▸ Problem details
Please restate each entry that follows word for word.

Given data START

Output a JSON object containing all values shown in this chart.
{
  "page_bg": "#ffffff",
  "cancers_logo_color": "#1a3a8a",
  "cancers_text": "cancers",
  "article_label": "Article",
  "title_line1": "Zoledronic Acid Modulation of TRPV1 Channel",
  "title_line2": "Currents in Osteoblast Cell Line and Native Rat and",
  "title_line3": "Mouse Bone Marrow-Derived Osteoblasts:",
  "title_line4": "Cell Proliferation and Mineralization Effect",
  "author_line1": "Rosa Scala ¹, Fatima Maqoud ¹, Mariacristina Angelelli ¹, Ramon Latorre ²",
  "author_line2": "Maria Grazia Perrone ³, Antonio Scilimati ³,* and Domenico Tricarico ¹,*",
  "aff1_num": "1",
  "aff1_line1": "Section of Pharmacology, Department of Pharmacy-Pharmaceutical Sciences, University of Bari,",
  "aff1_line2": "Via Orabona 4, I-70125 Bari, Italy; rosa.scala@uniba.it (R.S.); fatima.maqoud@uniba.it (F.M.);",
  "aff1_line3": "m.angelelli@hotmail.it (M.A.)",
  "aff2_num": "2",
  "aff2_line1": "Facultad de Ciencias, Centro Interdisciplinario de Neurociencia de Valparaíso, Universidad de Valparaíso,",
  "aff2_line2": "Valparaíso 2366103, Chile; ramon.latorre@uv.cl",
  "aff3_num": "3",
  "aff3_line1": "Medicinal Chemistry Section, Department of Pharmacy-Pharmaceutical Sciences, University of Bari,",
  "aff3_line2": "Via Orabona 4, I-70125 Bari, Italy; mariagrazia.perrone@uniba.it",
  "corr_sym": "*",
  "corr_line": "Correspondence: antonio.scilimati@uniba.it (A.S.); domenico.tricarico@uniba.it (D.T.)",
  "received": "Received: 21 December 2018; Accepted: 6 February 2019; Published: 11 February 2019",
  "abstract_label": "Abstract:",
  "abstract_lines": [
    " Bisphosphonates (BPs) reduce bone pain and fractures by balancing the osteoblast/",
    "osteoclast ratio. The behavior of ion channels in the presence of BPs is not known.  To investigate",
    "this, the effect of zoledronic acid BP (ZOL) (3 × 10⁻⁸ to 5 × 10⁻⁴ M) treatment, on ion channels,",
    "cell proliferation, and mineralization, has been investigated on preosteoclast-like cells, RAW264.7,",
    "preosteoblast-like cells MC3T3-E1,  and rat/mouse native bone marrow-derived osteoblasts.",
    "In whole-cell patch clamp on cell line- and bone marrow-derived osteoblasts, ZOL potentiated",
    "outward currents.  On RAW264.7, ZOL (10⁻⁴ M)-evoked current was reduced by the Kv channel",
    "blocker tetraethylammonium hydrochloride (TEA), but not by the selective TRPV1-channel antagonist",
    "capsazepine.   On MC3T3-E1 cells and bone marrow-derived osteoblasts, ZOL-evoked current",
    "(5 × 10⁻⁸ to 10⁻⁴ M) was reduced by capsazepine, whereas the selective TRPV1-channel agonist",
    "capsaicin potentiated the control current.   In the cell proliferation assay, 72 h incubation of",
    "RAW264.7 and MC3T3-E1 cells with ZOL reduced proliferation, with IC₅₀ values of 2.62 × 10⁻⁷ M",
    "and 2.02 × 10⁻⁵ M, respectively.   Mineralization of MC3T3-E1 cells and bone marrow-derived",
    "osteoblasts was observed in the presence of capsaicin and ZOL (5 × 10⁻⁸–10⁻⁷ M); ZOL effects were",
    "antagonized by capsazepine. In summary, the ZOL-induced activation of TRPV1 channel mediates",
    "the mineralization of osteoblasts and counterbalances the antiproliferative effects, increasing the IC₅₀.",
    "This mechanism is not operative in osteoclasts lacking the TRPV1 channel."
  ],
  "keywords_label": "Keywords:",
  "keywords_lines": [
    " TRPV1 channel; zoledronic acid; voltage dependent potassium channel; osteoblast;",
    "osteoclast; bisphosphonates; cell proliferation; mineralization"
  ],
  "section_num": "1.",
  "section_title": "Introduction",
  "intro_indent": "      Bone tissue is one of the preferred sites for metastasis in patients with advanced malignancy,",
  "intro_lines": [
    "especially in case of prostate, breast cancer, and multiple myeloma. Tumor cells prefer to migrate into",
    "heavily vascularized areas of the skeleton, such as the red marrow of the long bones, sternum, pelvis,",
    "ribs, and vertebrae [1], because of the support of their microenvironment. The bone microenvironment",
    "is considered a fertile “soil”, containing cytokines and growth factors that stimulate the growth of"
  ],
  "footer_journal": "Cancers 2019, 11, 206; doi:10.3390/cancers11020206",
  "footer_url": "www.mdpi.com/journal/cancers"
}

Given data END

▸ Solved exercise
Output a JSON object containing all values shown in this chart.
{
  "page_bg": "#ffffff",
  "cancers_logo_color": "#1a3a8a",
  "cancers_text": "cancers",
  "article_label": "Article",
  "title_line1": "Zoledronic Acid Modulation of TRPV1 Channel",
  "title_line2": "Currents in Osteoblast Cell Line and Native Rat and",
  "title_line3": "Mouse Bone Marrow-Derived Osteoblasts:",
  "title_line4": "Cell Proliferation and Mineralization Effect",
  "author_line1": "Rosa Scala ¹, Fatima Maqoud ¹, Mariacristina Angelelli ¹, Ramon Latorre ²",
  "author_line2": "Maria Grazia Perrone ³, Antonio Scilimati ³,* and Domenico Tricarico ¹,*",
  "aff1_num": "1",
  "aff1_line1": "Section of Pharmacology, Department of Pharmacy-Pharmaceutical Sciences, University of Bari,",
  "aff1_line2": "Via Orabona 4, I-70125 Bari, Italy; rosa.scala@uniba.it (R.S.); fatima.maqoud@uniba.it (F.M.);",
  "aff1_line3": "m.angelelli@hotmail.it (M.A.)",
  "aff2_num": "2",
  "aff2_line1": "Facultad de Ciencias, Centro Interdisciplinario de Neurociencia de Valparaíso, Universidad de Valparaíso,",
  "aff2_line2": "Valparaíso 2366103, Chile; ramon.latorre@uv.cl",
  "aff3_num": "3",
  "aff3_line1": "Medicinal Chemistry Section, Department of Pharmacy-Pharmaceutical Sciences, University of Bari,",
  "aff3_line2": "Via Orabona 4, I-70125 Bari, Italy; mariagrazia.perrone@uniba.it",
  "corr_sym": "*",
  "corr_line": "Correspondence: antonio.scilimati@uniba.it (A.S.); domenico.tricarico@uniba.it (D.T.)",
  "received": "Received: 21 December 2018; Accepted: 6 February 2019; Published: 11 February 2019",
  "abstract_label": "Abstract:",
  "abstract_lines": [
    " Bisphosphonates (BPs) reduce bone pain and fractures by balancing the osteoblast/",
    "osteoclast ratio. The behavior of ion channels in the presence of BPs is not known.  To investigate",
    "this, the effect of zoledronic acid BP (ZOL) (3 × 10⁻⁸ to 5 × 10⁻⁴ M) treatment, on ion channels,",
    "cell proliferation, and mineralization, has been investigated on preosteoclast-like cells, RAW264.7,",
    "preosteoblast-like cells MC3T3-E1,  and rat/mouse native bone marrow-derived osteoblasts.",
    "In whole-cell patch clamp on cell line- and bone marrow-derived osteoblasts, ZOL potentiated",
    "outward currents.  On RAW264.7, ZOL (10⁻⁴ M)-evoked current was reduced by the Kv channel",
    "blocker tetraethylammonium hydrochloride (TEA), but not by the selective TRPV1-channel antagonist",
    "capsazepine.   On MC3T3-E1 cells and bone marrow-derived osteoblasts, ZOL-evoked current",
    "(5 × 10⁻⁸ to 10⁻⁴ M) was reduced by capsazepine, whereas the selective TRPV1-channel agonist",
    "capsaicin potentiated the control current.   In the cell proliferation assay, 72 h incubation of",
    "RAW264.7 and MC3T3-E1 cells with ZOL reduced proliferation, with IC₅₀ values of 2.62 × 10⁻⁷ M",
    "and 2.02 × 10⁻⁵ M, respectively.   Mineralization of MC3T3-E1 cells and bone marrow-derived",
    "osteoblasts was observed in the presence of capsaicin and ZOL (5 × 10⁻⁸–10⁻⁷ M); ZOL effects were",
    "antagonized by capsazepine. In summary, the ZOL-induced activation of TRPV1 channel mediates",
    "the mineralization of osteoblasts and counterbalances the antiproliferative effects, increasing the IC₅₀.",
    "This mechanism is not operative in osteoclasts lacking the TRPV1 channel."
  ],
  "keywords_label": "Keywords:",
  "keywords_lines": [
    " TRPV1 channel; zoledronic acid; voltage dependent potassium channel; osteoblast;",
    "osteoclast; bisphosphonates; cell proliferation; mineralization"
  ],
  "section_num": "1.",
  "section_title": "Introduction",
  "intro_indent": "      Bone tissue is one of the preferred sites for metastasis in patients with advanced malignancy,",
  "intro_lines": [
    "especially in case of prostate, breast cancer, and multiple myeloma. Tumor cells prefer to migrate into",
    "heavily vascularized areas of the skeleton, such as the red marrow of the long bones, sternum, pelvis,",
    "ribs, and vertebrae [1], because of the support of their microenvironment. The bone microenvironment",
    "is considered a fertile “soil”, containing cytokines and growth factors that stimulate the growth of"
  ],
  "footer_journal": "Cancers 2019, 11, 206; doi:10.3390/cancers11020206",
  "footer_url": "www.mdpi.com/journal/cancers"
}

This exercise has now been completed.